Task material >>
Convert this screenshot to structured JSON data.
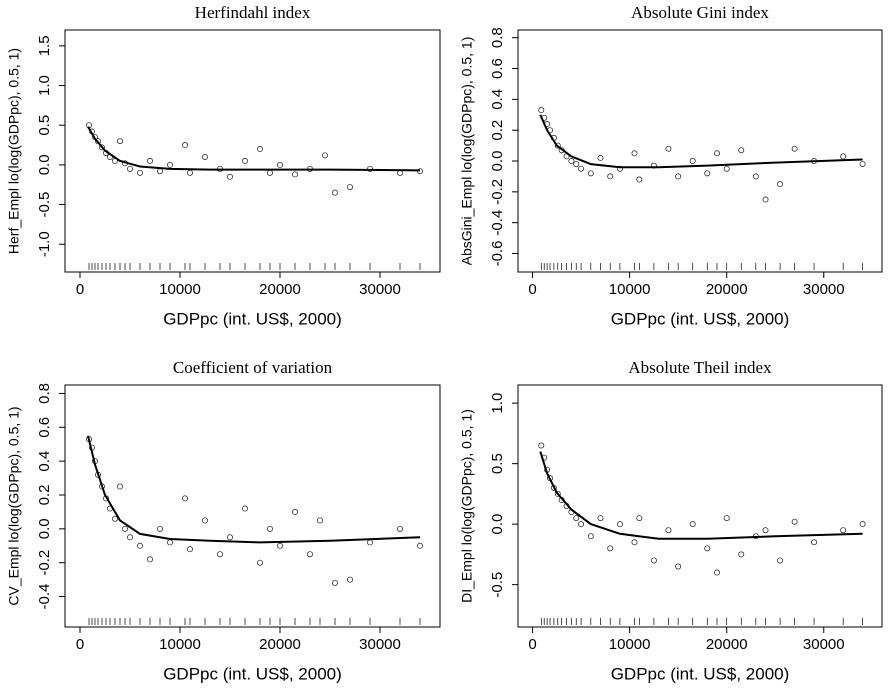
{
  "chart_data": [
    {
      "type": "scatter",
      "title": "Herfindahl index",
      "x_label": "GDPpc (int. US$, 2000)",
      "y_label": "Herf_Empl lo(log(GDPpc), 0.5, 1)",
      "xlim": [
        -1500,
        36000
      ],
      "xticks": [
        0,
        10000,
        20000,
        30000
      ],
      "ylim": [
        -1.35,
        1.7
      ],
      "yticks": [
        {
          "value": -1,
          "label": "-1.0"
        },
        -0.5,
        {
          "value": 0,
          "label": "0.0"
        },
        0.5,
        {
          "value": 1,
          "label": "1.0"
        },
        1.5
      ],
      "points": {
        "x": [
          900,
          1200,
          1500,
          1800,
          2200,
          2600,
          3000,
          3500,
          4000,
          4500,
          5000,
          6000,
          7000,
          8000,
          9000,
          10500,
          11000,
          12500,
          14000,
          15000,
          16500,
          18000,
          19000,
          20000,
          21500,
          23000,
          24500,
          25500,
          27000,
          29000,
          32000,
          34000
        ],
        "y": [
          0.5,
          0.42,
          0.35,
          0.3,
          0.22,
          0.15,
          0.1,
          0.05,
          0.3,
          0.02,
          -0.05,
          -0.1,
          0.05,
          -0.08,
          0.0,
          0.25,
          -0.1,
          0.1,
          -0.05,
          -0.15,
          0.05,
          0.2,
          -0.1,
          0.0,
          -0.12,
          -0.05,
          0.12,
          -0.35,
          -0.28,
          -0.05,
          -0.1,
          -0.08
        ]
      },
      "fit": {
        "x": [
          800,
          1500,
          2500,
          4000,
          6000,
          9000,
          13000,
          18000,
          25000,
          34000
        ],
        "y": [
          0.48,
          0.33,
          0.18,
          0.05,
          -0.02,
          -0.05,
          -0.06,
          -0.06,
          -0.06,
          -0.07
        ]
      }
    },
    {
      "type": "scatter",
      "title": "Absolute Gini index",
      "x_label": "GDPpc (int. US$, 2000)",
      "y_label": "AbsGini_Empl lo(log(GDPpc), 0.5, 1)",
      "xlim": [
        -1500,
        36000
      ],
      "xticks": [
        0,
        10000,
        20000,
        30000
      ],
      "ylim": [
        -0.72,
        0.85
      ],
      "yticks": [
        -0.6,
        -0.4,
        -0.2,
        {
          "value": 0,
          "label": "0.0"
        },
        0.2,
        0.4,
        0.6,
        0.8
      ],
      "points": {
        "x": [
          900,
          1200,
          1500,
          1800,
          2200,
          2600,
          3000,
          3500,
          4000,
          4500,
          5000,
          6000,
          7000,
          8000,
          9000,
          10500,
          11000,
          12500,
          14000,
          15000,
          16500,
          18000,
          19000,
          20000,
          21500,
          23000,
          24000,
          25500,
          27000,
          29000,
          32000,
          34000
        ],
        "y": [
          0.33,
          0.28,
          0.24,
          0.2,
          0.15,
          0.1,
          0.07,
          0.03,
          0.0,
          -0.02,
          -0.05,
          -0.08,
          0.02,
          -0.1,
          -0.05,
          0.05,
          -0.12,
          -0.03,
          0.08,
          -0.1,
          0.0,
          -0.08,
          0.05,
          -0.05,
          0.07,
          -0.1,
          -0.25,
          -0.15,
          0.08,
          0.0,
          0.03,
          -0.02
        ]
      },
      "fit": {
        "x": [
          800,
          1500,
          2500,
          4000,
          6000,
          9000,
          13000,
          18000,
          25000,
          34000
        ],
        "y": [
          0.3,
          0.2,
          0.1,
          0.03,
          -0.02,
          -0.04,
          -0.04,
          -0.03,
          -0.01,
          0.01
        ]
      }
    },
    {
      "type": "scatter",
      "title": "Coefficient of variation",
      "x_label": "GDPpc (int. US$, 2000)",
      "y_label": "CV_Empl lo(log(GDPpc), 0.5, 1)",
      "xlim": [
        -1500,
        36000
      ],
      "xticks": [
        0,
        10000,
        20000,
        30000
      ],
      "ylim": [
        -0.58,
        0.85
      ],
      "yticks": [
        -0.4,
        -0.2,
        {
          "value": 0,
          "label": "0.0"
        },
        0.2,
        0.4,
        0.6,
        0.8
      ],
      "points": {
        "x": [
          900,
          1200,
          1500,
          1800,
          2200,
          2600,
          3000,
          3500,
          4000,
          4500,
          5000,
          6000,
          7000,
          8000,
          9000,
          10500,
          11000,
          12500,
          14000,
          15000,
          16500,
          18000,
          19000,
          20000,
          21500,
          23000,
          24000,
          25500,
          27000,
          29000,
          32000,
          34000
        ],
        "y": [
          0.53,
          0.48,
          0.4,
          0.32,
          0.25,
          0.18,
          0.12,
          0.06,
          0.25,
          0.0,
          -0.05,
          -0.1,
          -0.18,
          0.0,
          -0.08,
          0.18,
          -0.12,
          0.05,
          -0.15,
          -0.05,
          0.12,
          -0.2,
          0.0,
          -0.1,
          0.1,
          -0.15,
          0.05,
          -0.32,
          -0.3,
          -0.08,
          0.0,
          -0.1
        ]
      },
      "fit": {
        "x": [
          800,
          1500,
          2500,
          4000,
          6000,
          9000,
          13000,
          18000,
          25000,
          34000
        ],
        "y": [
          0.55,
          0.38,
          0.2,
          0.05,
          -0.03,
          -0.06,
          -0.07,
          -0.08,
          -0.07,
          -0.05
        ]
      }
    },
    {
      "type": "scatter",
      "title": "Absolute Theil index",
      "x_label": "GDPpc (int. US$, 2000)",
      "y_label": "DI_Empl lo(log(GDPpc), 0.5, 1)",
      "xlim": [
        -1500,
        36000
      ],
      "xticks": [
        0,
        10000,
        20000,
        30000
      ],
      "ylim": [
        -0.85,
        1.15
      ],
      "yticks": [
        -0.5,
        {
          "value": 0,
          "label": "0.0"
        },
        0.5,
        {
          "value": 1,
          "label": "1.0"
        }
      ],
      "points": {
        "x": [
          900,
          1200,
          1500,
          1800,
          2200,
          2600,
          3000,
          3500,
          4000,
          4500,
          5000,
          6000,
          7000,
          8000,
          9000,
          10500,
          11000,
          12500,
          14000,
          15000,
          16500,
          18000,
          19000,
          20000,
          21500,
          23000,
          24000,
          25500,
          27000,
          29000,
          32000,
          34000
        ],
        "y": [
          0.65,
          0.55,
          0.45,
          0.38,
          0.3,
          0.25,
          0.2,
          0.15,
          0.1,
          0.05,
          0.0,
          -0.1,
          0.05,
          -0.2,
          0.0,
          -0.15,
          0.05,
          -0.3,
          -0.05,
          -0.35,
          0.0,
          -0.2,
          -0.4,
          0.05,
          -0.25,
          -0.1,
          -0.05,
          -0.3,
          0.02,
          -0.15,
          -0.05,
          0.0
        ]
      },
      "fit": {
        "x": [
          800,
          1500,
          2500,
          4000,
          6000,
          9000,
          13000,
          18000,
          25000,
          34000
        ],
        "y": [
          0.6,
          0.42,
          0.26,
          0.12,
          0.0,
          -0.08,
          -0.12,
          -0.12,
          -0.1,
          -0.08
        ]
      }
    }
  ]
}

Task to complete >> Reply with one number only: how many lines of the listing hold "title"?

Solution to the exercise >> 4